··· Given records ···

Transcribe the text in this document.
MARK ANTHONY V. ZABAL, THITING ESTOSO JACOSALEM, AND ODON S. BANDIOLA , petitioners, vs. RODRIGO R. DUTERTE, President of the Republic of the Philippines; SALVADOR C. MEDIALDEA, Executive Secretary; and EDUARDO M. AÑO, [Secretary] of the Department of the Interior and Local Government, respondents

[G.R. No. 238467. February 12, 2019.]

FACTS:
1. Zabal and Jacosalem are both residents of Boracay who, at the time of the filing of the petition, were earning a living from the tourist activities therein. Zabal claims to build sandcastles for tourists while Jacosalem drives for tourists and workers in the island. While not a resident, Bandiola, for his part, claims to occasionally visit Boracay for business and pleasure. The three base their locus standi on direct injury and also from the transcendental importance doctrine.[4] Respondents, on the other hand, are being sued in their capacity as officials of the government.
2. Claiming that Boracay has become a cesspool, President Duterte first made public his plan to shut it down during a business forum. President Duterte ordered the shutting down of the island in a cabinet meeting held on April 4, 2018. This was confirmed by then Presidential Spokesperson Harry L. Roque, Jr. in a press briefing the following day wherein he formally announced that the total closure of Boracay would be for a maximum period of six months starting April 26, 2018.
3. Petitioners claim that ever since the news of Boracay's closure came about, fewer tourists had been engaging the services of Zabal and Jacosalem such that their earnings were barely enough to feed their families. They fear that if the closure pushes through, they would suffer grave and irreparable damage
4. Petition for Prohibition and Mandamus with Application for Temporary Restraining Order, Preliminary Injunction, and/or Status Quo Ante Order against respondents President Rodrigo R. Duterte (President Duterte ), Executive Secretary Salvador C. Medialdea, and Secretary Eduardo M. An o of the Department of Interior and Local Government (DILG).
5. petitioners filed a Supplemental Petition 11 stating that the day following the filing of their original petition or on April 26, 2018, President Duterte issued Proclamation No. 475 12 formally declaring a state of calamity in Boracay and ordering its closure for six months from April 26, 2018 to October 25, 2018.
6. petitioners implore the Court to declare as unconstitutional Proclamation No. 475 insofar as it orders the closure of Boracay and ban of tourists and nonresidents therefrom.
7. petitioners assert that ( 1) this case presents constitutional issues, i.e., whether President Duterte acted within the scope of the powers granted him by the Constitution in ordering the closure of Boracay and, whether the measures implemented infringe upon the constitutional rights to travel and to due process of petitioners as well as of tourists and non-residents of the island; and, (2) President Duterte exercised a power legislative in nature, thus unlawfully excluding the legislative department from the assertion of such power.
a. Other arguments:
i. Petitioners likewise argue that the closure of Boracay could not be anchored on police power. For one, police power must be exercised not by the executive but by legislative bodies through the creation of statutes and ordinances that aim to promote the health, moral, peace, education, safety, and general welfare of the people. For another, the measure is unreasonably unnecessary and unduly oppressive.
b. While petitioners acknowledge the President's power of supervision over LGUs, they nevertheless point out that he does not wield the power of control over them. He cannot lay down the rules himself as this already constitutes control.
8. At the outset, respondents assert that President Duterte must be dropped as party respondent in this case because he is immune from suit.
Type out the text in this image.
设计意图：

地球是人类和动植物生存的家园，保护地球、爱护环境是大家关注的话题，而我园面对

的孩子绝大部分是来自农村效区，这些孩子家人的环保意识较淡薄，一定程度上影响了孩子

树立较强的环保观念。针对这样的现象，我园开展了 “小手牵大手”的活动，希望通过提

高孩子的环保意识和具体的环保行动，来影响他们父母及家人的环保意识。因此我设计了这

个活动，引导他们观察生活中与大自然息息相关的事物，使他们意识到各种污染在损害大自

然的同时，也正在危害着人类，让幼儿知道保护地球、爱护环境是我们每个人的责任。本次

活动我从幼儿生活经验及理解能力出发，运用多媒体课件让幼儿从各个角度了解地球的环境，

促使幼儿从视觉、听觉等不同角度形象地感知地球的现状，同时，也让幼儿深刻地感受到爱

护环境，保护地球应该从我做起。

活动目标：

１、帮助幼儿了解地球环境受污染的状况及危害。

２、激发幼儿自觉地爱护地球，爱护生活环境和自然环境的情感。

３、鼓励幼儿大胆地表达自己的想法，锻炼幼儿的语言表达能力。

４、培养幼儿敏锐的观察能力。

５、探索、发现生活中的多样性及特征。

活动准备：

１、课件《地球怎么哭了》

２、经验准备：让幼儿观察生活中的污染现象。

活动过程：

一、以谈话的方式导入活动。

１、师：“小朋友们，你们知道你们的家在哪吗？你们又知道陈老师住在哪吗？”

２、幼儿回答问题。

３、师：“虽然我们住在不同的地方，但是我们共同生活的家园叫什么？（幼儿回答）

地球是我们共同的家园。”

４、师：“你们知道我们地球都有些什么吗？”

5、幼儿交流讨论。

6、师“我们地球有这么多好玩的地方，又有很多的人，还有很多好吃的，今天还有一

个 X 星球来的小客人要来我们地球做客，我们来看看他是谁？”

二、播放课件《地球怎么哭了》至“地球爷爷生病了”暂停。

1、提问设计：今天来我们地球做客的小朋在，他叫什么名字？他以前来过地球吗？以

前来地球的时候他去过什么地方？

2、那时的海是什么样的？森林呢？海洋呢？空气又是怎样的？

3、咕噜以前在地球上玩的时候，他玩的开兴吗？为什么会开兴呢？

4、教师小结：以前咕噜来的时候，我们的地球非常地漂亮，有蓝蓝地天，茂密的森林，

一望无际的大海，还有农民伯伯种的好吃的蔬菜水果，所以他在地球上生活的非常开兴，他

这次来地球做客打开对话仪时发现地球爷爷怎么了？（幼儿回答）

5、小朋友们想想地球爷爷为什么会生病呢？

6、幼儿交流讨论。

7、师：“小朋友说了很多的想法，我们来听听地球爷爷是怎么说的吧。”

···

* Given exercise *
Pick out and copy the lines of the entries that hold the string "April".

* Task response *
2. Claiming that Boracay has become a cesspool, President Duterte first made public his plan to shut it down during a business forum. President Duterte ordered the shutting down of the island in a cabinet meeting held on April 4, 2018. This was confirmed by then Presidential Spokesperson Harry L. Roque, Jr. in a press briefing the following day wherein he formally announced that the total closure of Boracay would be for a maximum period of six months starting April 26, 2018.
5. petitioners filed a Supplemental Petition 11 stating that the day following the filing of their original petition or on April 26, 2018, President Duterte issued Proclamation No. 475 12 formally declaring a state of calamity in Boracay and ordering its closure for six months from April 26, 2018 to October 25, 2018.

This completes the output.